- [Work required]
Reproduce all entries word for word.

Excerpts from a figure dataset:
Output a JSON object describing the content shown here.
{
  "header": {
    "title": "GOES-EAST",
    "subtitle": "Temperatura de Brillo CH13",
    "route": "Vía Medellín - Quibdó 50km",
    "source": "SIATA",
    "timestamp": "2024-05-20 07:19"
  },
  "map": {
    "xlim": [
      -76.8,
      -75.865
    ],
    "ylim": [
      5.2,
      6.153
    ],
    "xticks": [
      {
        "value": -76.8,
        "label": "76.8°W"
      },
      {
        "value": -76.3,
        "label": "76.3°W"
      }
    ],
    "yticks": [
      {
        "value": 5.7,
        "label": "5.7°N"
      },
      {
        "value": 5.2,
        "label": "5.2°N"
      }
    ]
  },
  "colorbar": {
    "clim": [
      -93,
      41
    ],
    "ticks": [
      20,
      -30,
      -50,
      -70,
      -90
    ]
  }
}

- [Answer to this exercise]
Output a JSON object describing the content shown here.
{
  "header": {
    "title": "GOES-EAST",
    "subtitle": "Temperatura de Brillo CH13",
    "route": "Vía Medellín - Quibdó 50km",
    "source": "SIATA",
    "timestamp": "2024-05-20 07:19"
  },
  "map": {
    "xlim": [
      -76.8,
      -75.865
    ],
    "ylim": [
      5.2,
      6.153
    ],
    "xticks": [
      {
        "value": -76.8,
        "label": "76.8°W"
      },
      {
        "value": -76.3,
        "label": "76.3°W"
      }
    ],
    "yticks": [
      {
        "value": 5.7,
        "label": "5.7°N"
      },
      {
        "value": 5.2,
        "label": "5.2°N"
      }
    ]
  },
  "colorbar": {
    "clim": [
      -93,
      41
    ],
    "ticks": [
      20,
      -30,
      -50,
      -70,
      -90
    ]
  }
}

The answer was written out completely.